## Start STORED ROWS

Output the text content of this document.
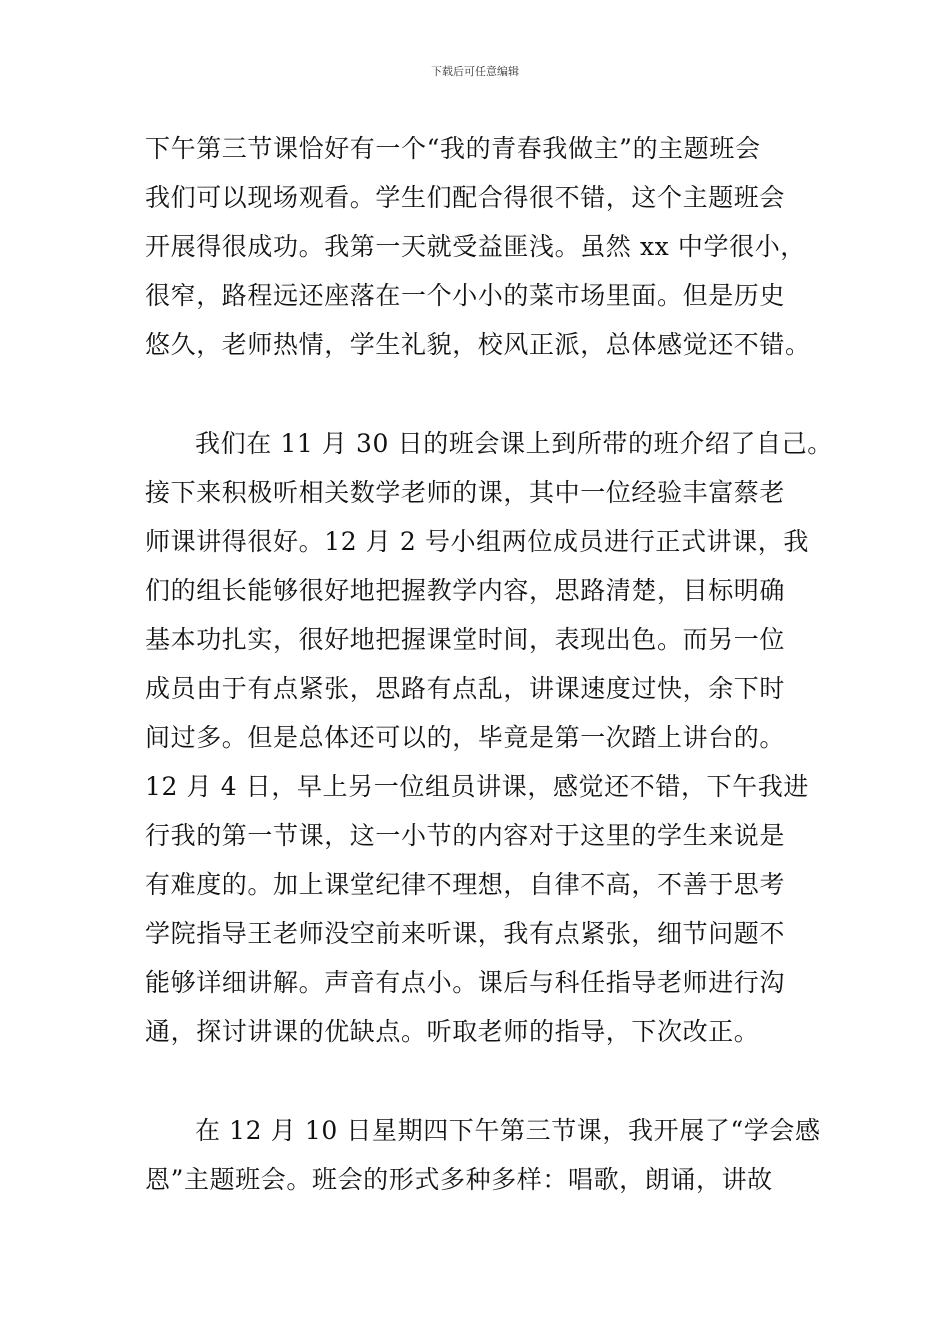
下载后可任意编辑
下午第三节课恰好有一个“我的青春我做主”的主题班会
我们可以现场观看。学生们配合得很不错，这个主题班会
开展得很成功。我第一天就受益匪浅。虽然 xx 中学很小，
很窄，路程远还座落在一个小小的菜市场里面。但是历史
悠久，老师热情，学生礼貌，校风正派，总体感觉还不错。
我们在 11 月 30 日的班会课上到所带的班介绍了自己。
接下来积极听相关数学老师的课，其中一位经验丰富蔡老
师课讲得很好。12 月 2 号小组两位成员进行正式讲课，我
们的组长能够很好地把握教学内容，思路清楚，目标明确
基本功扎实，很好地把握课堂时间，表现出色。而另一位
成员由于有点紧张，思路有点乱，讲课速度过快，余下时
间过多。但是总体还可以的，毕竟是第一次踏上讲台的。
12 月 4 日，早上另一位组员讲课，感觉还不错，下午我进
行我的第一节课，这一小节的内容对于这里的学生来说是
有难度的。加上课堂纪律不理想，自律不高，不善于思考
学院指导王老师没空前来听课，我有点紧张，细节问题不
能够详细讲解。声音有点小。课后与科任指导老师进行沟
通，探讨讲课的优缺点。听取老师的指导，下次改正。
在 12 月 10 日星期四下午第三节课，我开展了“学会感
恩”主题班会。班会的形式多种多样：唱歌，朗诵，讲故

## End STORED ROWS

Omitting all images, retype each line of the records precisely.

Output the text content of this document.
下载后可任意编辑
下午第三节课恰好有一个“我的青春我做主”的主题班会
我们可以现场观看。学生们配合得很不错，这个主题班会
开展得很成功。我第一天就受益匪浅。虽然 xx 中学很小，
很窄，路程远还座落在一个小小的菜市场里面。但是历史
悠久，老师热情，学生礼貌，校风正派，总体感觉还不错。
我们在 11 月 30 日的班会课上到所带的班介绍了自己。
接下来积极听相关数学老师的课，其中一位经验丰富蔡老
师课讲得很好。12 月 2 号小组两位成员进行正式讲课，我
们的组长能够很好地把握教学内容，思路清楚，目标明确
基本功扎实，很好地把握课堂时间，表现出色。而另一位
成员由于有点紧张，思路有点乱，讲课速度过快，余下时
间过多。但是总体还可以的，毕竟是第一次踏上讲台的。
12 月 4 日，早上另一位组员讲课，感觉还不错，下午我进
行我的第一节课，这一小节的内容对于这里的学生来说是
有难度的。加上课堂纪律不理想，自律不高，不善于思考
学院指导王老师没空前来听课，我有点紧张，细节问题不
能够详细讲解。声音有点小。课后与科任指导老师进行沟
通，探讨讲课的优缺点。听取老师的指导，下次改正。
在 12 月 10 日星期四下午第三节课，我开展了“学会感
恩”主题班会。班会的形式多种多样：唱歌，朗诵，讲故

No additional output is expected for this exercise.